Given exercise – Take every line from the listing below that includes "PolicyStore" and copy it.

Information supplied –
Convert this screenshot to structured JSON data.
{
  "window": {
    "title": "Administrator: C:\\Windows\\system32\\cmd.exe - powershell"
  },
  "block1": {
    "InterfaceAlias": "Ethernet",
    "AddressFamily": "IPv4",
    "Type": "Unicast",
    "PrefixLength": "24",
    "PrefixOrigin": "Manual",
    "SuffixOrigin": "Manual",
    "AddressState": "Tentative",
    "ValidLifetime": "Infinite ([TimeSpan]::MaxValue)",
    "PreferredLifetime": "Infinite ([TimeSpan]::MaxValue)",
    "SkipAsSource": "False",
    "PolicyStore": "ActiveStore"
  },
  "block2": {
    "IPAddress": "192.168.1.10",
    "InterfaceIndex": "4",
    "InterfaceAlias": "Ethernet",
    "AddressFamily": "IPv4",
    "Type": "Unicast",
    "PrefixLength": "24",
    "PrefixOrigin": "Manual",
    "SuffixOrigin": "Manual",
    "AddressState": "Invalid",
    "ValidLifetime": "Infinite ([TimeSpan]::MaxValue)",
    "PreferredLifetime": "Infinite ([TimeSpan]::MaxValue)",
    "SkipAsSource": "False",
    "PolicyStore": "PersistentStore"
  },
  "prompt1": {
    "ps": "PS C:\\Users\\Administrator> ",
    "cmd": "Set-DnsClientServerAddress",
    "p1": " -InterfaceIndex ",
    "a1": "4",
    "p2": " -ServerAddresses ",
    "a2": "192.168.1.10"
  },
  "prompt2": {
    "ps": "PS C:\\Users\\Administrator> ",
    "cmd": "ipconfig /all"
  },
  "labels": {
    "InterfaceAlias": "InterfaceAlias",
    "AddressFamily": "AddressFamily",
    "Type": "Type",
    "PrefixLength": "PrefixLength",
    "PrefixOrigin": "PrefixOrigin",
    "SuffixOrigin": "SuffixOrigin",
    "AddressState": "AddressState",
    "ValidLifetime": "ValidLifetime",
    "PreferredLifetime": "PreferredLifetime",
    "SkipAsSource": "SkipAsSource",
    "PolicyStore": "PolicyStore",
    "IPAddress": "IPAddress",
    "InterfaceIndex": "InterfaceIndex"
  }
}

Solution below –
    "PolicyStore": "ActiveStore"
    "PolicyStore": "PersistentStore"
    "PolicyStore": "PolicyStore",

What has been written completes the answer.